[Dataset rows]
§ §
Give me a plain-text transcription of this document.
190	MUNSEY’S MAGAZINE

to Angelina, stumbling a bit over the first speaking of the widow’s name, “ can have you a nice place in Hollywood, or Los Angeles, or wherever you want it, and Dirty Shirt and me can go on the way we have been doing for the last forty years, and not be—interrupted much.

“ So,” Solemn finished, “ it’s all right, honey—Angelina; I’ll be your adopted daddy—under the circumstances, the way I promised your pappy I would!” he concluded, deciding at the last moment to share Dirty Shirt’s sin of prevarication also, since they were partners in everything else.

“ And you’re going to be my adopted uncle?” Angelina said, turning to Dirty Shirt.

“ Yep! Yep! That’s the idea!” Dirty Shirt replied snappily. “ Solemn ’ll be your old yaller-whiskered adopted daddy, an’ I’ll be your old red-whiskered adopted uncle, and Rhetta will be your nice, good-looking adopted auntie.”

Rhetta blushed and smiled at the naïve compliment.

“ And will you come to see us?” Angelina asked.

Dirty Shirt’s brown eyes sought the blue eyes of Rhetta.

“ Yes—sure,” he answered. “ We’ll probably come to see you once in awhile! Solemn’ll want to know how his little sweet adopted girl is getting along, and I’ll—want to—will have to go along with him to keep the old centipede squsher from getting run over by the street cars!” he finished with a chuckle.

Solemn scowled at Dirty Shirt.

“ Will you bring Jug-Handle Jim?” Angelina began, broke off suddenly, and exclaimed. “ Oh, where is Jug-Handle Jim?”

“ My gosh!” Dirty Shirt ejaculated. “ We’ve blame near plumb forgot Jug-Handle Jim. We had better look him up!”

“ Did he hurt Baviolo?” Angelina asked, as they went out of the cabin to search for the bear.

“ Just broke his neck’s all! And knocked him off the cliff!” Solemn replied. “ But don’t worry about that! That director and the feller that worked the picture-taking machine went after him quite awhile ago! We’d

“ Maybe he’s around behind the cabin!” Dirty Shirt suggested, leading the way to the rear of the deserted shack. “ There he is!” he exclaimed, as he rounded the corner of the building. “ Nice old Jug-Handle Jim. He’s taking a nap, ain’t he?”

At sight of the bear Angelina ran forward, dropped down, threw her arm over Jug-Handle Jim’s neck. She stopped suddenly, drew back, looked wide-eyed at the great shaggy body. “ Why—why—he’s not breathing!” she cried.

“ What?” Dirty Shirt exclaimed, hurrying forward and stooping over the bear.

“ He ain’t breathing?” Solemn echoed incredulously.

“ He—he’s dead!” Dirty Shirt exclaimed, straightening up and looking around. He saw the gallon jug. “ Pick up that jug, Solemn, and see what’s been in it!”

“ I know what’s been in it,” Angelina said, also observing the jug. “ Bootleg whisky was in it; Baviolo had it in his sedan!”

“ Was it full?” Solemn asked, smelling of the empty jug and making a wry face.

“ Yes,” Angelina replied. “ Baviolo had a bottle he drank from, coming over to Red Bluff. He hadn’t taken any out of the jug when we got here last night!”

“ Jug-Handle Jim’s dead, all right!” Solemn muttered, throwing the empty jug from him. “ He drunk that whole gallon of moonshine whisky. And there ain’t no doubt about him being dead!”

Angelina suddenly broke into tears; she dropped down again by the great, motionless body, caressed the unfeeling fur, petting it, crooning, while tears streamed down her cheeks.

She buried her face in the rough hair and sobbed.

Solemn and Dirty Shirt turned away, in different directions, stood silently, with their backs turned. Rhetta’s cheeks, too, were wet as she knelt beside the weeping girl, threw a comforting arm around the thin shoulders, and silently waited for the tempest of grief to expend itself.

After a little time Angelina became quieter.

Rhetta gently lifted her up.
§ §
* _WHAT TO DO_: Scan the lines above for "body", then copy every one that has it.

* _ANSWER IN FULL_:
At sight of the bear Angelina ran forward, dropped down, threw her arm over Jug-Handle Jim’s neck. She stopped suddenly, drew back, looked wide-eyed at the great shaggy body. “ Why—why—he’s not breathing!” she cried.
Angelina suddenly broke into tears; she dropped down again by the great, motionless body, caressed the unfeeling fur, petting it, crooning, while tears streamed down her cheeks.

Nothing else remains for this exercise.